Extracted information:
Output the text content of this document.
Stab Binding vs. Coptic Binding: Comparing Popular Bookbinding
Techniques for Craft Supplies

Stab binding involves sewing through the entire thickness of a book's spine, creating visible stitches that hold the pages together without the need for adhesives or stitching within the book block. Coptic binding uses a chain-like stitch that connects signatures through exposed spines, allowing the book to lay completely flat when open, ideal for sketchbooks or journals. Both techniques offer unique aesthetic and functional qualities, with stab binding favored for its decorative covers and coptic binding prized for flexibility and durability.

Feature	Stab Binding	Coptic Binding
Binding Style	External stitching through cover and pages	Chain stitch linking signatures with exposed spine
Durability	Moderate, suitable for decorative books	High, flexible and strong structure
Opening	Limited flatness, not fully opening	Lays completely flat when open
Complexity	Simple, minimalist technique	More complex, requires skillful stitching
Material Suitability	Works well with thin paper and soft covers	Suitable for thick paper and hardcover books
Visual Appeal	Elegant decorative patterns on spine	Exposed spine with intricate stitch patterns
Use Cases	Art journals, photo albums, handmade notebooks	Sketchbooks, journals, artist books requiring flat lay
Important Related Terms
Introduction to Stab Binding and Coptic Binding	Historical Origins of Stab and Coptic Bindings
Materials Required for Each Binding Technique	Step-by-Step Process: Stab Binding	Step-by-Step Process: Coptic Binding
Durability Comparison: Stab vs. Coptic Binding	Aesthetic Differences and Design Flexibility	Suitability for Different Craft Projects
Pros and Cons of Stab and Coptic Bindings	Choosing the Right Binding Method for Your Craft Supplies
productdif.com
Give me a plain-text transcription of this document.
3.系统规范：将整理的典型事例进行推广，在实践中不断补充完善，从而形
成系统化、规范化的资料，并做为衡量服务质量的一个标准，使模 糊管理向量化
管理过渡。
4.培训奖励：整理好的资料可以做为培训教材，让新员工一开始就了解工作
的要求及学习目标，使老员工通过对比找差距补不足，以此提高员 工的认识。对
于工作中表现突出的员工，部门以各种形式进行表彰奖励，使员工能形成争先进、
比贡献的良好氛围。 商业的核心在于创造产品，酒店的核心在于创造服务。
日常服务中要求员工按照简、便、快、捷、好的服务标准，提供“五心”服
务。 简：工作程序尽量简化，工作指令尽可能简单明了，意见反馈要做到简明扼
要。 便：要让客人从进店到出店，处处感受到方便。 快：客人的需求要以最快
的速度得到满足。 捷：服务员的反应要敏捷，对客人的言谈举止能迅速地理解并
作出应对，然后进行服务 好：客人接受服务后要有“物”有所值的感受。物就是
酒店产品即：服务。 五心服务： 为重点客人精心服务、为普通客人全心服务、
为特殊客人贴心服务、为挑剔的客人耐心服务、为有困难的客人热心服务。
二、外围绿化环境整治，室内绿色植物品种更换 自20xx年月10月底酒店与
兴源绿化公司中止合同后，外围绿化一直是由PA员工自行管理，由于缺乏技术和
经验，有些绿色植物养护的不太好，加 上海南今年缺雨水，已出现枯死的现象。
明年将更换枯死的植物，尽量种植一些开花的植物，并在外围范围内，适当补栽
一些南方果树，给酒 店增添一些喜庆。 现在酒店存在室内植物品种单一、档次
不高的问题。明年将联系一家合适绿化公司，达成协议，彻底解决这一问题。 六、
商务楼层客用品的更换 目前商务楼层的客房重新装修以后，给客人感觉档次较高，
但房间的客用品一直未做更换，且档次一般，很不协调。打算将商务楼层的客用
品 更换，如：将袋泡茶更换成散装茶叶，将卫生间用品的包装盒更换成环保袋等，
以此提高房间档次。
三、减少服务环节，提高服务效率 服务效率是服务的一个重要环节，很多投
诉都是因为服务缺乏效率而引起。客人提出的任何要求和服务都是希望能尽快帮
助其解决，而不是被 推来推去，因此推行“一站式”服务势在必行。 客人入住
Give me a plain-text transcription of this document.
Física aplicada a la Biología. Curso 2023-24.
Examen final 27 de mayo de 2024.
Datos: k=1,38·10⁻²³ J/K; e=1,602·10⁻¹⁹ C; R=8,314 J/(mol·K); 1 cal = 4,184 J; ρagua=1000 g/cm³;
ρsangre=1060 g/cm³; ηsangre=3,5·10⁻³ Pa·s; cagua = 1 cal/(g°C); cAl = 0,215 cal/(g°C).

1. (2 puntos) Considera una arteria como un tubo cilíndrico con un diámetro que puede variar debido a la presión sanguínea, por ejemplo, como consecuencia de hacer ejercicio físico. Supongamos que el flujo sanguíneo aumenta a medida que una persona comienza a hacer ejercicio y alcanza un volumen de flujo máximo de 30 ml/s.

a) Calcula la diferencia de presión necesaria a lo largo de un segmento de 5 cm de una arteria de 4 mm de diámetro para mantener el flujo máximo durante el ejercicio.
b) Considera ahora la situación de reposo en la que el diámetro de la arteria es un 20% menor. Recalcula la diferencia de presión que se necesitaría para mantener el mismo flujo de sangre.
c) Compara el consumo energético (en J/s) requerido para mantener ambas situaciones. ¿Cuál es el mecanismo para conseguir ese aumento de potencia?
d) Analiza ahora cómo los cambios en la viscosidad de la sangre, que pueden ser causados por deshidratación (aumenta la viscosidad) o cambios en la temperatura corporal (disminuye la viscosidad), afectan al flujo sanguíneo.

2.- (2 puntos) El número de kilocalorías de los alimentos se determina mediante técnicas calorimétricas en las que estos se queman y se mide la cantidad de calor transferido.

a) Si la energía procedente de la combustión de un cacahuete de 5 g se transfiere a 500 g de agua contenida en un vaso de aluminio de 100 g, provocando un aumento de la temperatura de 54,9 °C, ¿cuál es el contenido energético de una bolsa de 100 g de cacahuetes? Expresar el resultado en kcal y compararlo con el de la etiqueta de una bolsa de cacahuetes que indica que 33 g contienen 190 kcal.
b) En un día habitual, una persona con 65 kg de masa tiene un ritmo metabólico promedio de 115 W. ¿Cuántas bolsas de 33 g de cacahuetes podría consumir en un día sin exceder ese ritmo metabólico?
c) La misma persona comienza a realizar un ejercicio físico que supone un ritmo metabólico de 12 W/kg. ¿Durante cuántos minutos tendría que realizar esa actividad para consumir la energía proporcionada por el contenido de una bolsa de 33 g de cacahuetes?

Stated exercise:
What count of lines in the listing contain the word "Suitability"? Reply with the number only.

Answer for this exercise:
2